> [Given exercise]
Where a line holds the word "Gujarat", copy that line.

> [Exercise material]

>> Start

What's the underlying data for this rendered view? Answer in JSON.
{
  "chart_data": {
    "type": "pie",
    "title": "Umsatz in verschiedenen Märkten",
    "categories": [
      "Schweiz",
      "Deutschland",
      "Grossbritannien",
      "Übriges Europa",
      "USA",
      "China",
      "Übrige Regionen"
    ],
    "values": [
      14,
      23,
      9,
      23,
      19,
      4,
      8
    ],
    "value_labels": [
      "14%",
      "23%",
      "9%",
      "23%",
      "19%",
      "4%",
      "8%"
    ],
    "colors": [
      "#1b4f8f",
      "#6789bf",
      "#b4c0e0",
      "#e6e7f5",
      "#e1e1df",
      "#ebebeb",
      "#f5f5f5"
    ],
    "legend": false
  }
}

>> End
>> Start

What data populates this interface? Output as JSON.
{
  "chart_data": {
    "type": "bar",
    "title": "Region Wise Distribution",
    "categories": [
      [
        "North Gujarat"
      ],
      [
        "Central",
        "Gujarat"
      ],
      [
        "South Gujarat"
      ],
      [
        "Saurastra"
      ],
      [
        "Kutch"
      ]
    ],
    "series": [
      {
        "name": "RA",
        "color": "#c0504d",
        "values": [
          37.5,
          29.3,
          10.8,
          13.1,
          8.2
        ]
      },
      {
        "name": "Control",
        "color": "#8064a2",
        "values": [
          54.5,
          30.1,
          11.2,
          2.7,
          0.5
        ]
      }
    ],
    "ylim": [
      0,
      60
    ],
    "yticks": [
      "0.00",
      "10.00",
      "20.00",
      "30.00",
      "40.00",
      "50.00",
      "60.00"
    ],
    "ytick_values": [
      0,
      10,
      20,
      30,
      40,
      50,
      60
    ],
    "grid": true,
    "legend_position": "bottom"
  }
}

>> End

> [Solution to this exercise]
        "North Gujarat"
        "Gujarat"
        "South Gujarat"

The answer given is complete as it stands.